## Dataset rows
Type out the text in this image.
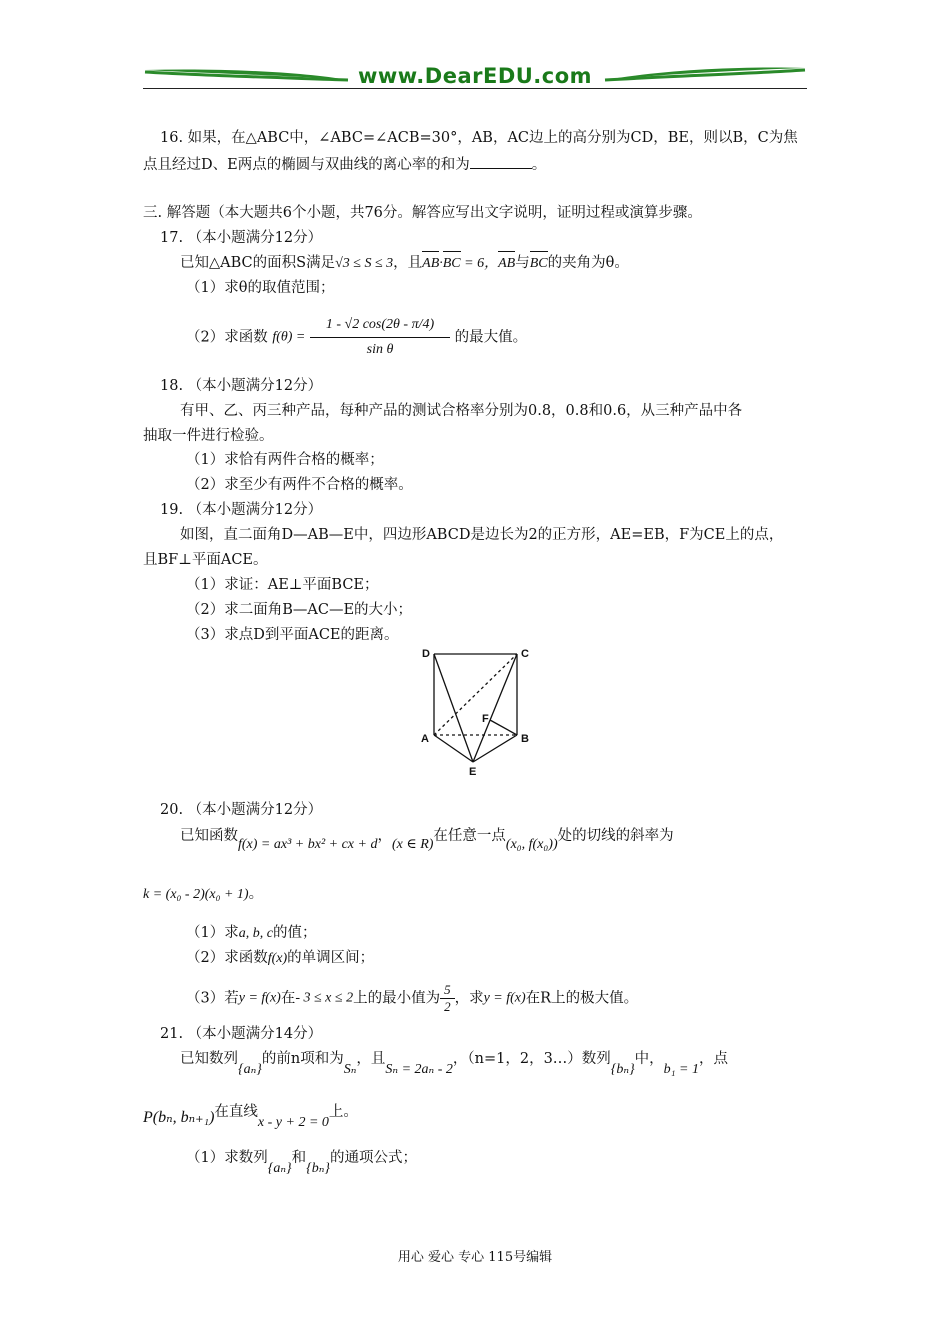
www.DearEDU.com
16. 如果，在△ABC中，∠ABC=∠ACB=30°，AB，AC边上的高分别为CD，BE，则以B，C为焦
点且经过D、E两点的椭圆与双曲线的离心率的和为	。
三. 解答题（本大题共6个小题，共76分。解答应写出文字说明，证明过程或演算步骤。
17. （本小题满分12分）
已知△ABC的面积S满足√3 ≤ S ≤ 3，且AB·BC = 6，AB与BC的夹角为θ。
（1）求θ的取值范围；
（2）求函数 $f(\theta) = \frac{1 - √2 \cos(2\theta - \pi/4)}{\text{sin θ}}$ 的最大值。
18. （本小题满分12分）
有甲、乙、丙三种产品，每种产品的测试合格率分别为0.8，0.8和0.6，从三种产品中各
抽取一件进行检验。
（1）求恰有两件合格的概率；
（2）求至少有两件不合格的概率。
19. （本小题满分12分）
如图，直二面角D—AB—E中，四边形ABCD是边长为2的正方形，AE=EB，F为CE上的点，
且BF⊥平面ACE。
（1）求证：AE⊥平面BCE；
（2）求二面角B—AC—E的大小；
（3）求点D到平面ACE的距离。
D	C
A	B
E
F
20. （本小题满分12分）
已知函数f(x) = ax³ + bx² + cx + d，(x ∈ R)在任意一点(x₀, f(x₀))处的切线的斜率为
k = (x₀ - 2)(x₀ + 1)。
（1）求a, b, c的值；
（2）求函数f(x)的单调区间；
（3）若y = f(x)在- 3 ≤ x ≤ 2上的最小值为 $\frac{5}{2}$ ，求y = f(x)在R上的极大值。
21. （本小题满分14分）
已知数列{aₙ}的前n项和为Sₙ，且Sₙ = 2aₙ - 2，（n=1，2，3…）数列{bₙ}中，b₁ = 1，点
P(bₙ, bₙ₊₁)在直线x - y + 2 = 0上。
（1）求数列{aₙ}和{bₙ}的通项公式；
用心 爱心 专心 115号编辑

## Requirement
Extract all lines from the data in which "text" is found.

## The reply
Type out the text in this image.
（2）求函数 $f(\theta) = \frac{1 - √2 \cos(2\theta - \pi/4)}{\text{sin θ}}$ 的最大值。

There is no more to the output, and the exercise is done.